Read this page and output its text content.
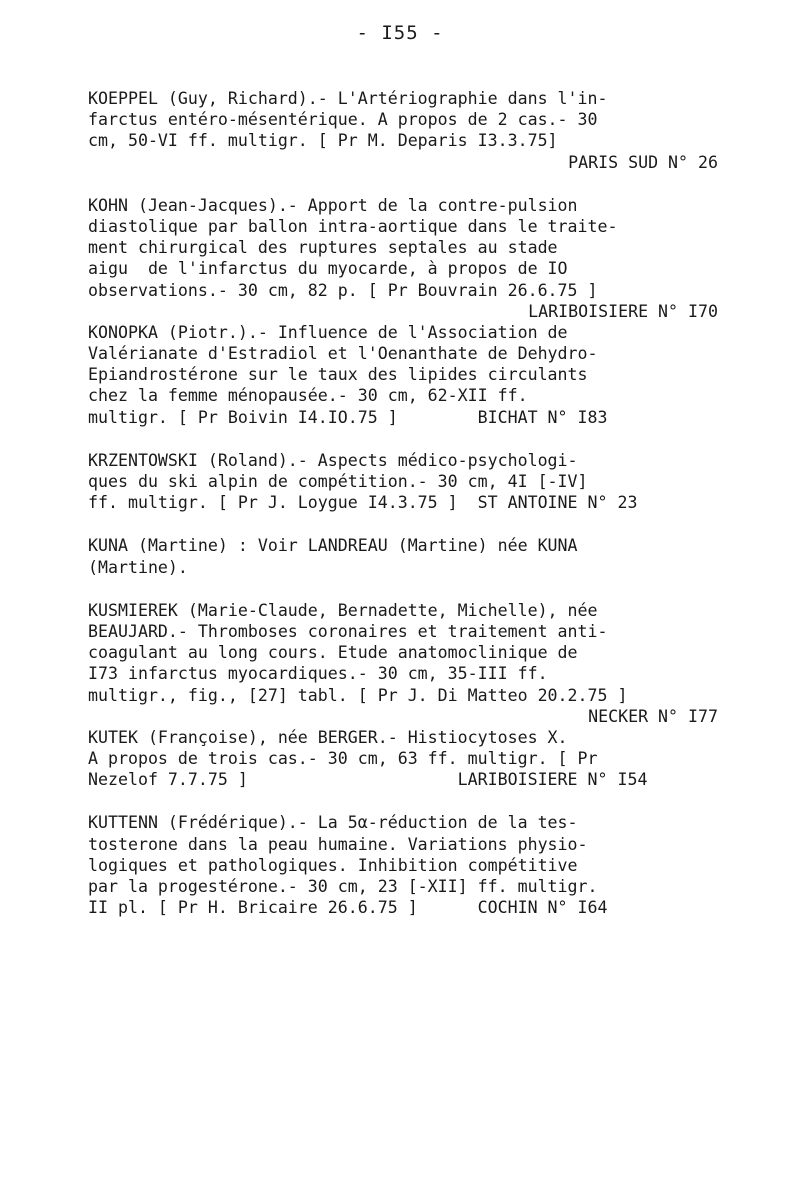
- I55 -
KOEPPEL (Guy, Richard).- L'Artériographie dans l'in-
farctus entéro-mésentérique. A propos de 2 cas.- 30
cm, 50-VI ff. multigr. [ Pr M. Deparis I3.3.75]
PARIS SUD N° 26
KOHN (Jean-Jacques).- Apport de la contre-pulsion
diastolique par ballon intra-aortique dans le traite-
ment chirurgical des ruptures septales au stade
aigu  de l'infarctus du myocarde, à propos de IO
observations.- 30 cm, 82 p. [ Pr Bouvrain 26.6.75 ]
LARIBOISIERE N° I70
KONOPKA (Piotr.).- Influence de l'Association de
Valérianate d'Estradiol et l'Oenanthate de Dehydro-
Epiandrostérone sur le taux des lipides circulants
chez la femme ménopausée.- 30 cm, 62-XII ff.
multigr. [ Pr Boivin I4.IO.75 ]        BICHAT N° I83
KRZENTOWSKI (Roland).- Aspects médico-psychologi-
ques du ski alpin de compétition.- 30 cm, 4I [-IV]
ff. multigr. [ Pr J. Loygue I4.3.75 ]  ST ANTOINE N° 23
KUNA (Martine) : Voir LANDREAU (Martine) née KUNA
(Martine).
KUSMIEREK (Marie-Claude, Bernadette, Michelle), née
BEAUJARD.- Thromboses coronaires et traitement anti-
coagulant au long cours. Etude anatomoclinique de
I73 infarctus myocardiques.- 30 cm, 35-III ff.
multigr., fig., [27] tabl. [ Pr J. Di Matteo 20.2.75 ]
NECKER N° I77
KUTEK (Françoise), née BERGER.- Histiocytoses X.
A propos de trois cas.- 30 cm, 63 ff. multigr. [ Pr
Nezelof 7.7.75 ]                     LARIBOISIERE N° I54
KUTTENN (Frédérique).- La 5α-réduction de la tes-
tosterone dans la peau humaine. Variations physio-
logiques et pathologiques. Inhibition compétitive
par la progestérone.- 30 cm, 23 [-XII] ff. multigr.
II pl. [ Pr H. Bricaire 26.6.75 ]      COCHIN N° I64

● **Task objective**
Find the lines above that contain the word "multigr" and collect them.

● **Response to the exercise**
cm, 50-VI ff. multigr. [ Pr M. Deparis I3.3.75]
multigr. [ Pr Boivin I4.IO.75 ]        BICHAT N° I83
ff. multigr. [ Pr J. Loygue I4.3.75 ]  ST ANTOINE N° 23
multigr., fig., [27] tabl. [ Pr J. Di Matteo 20.2.75 ]
A propos de trois cas.- 30 cm, 63 ff. multigr. [ Pr
par la progestérone.- 30 cm, 23 [-XII] ff. multigr.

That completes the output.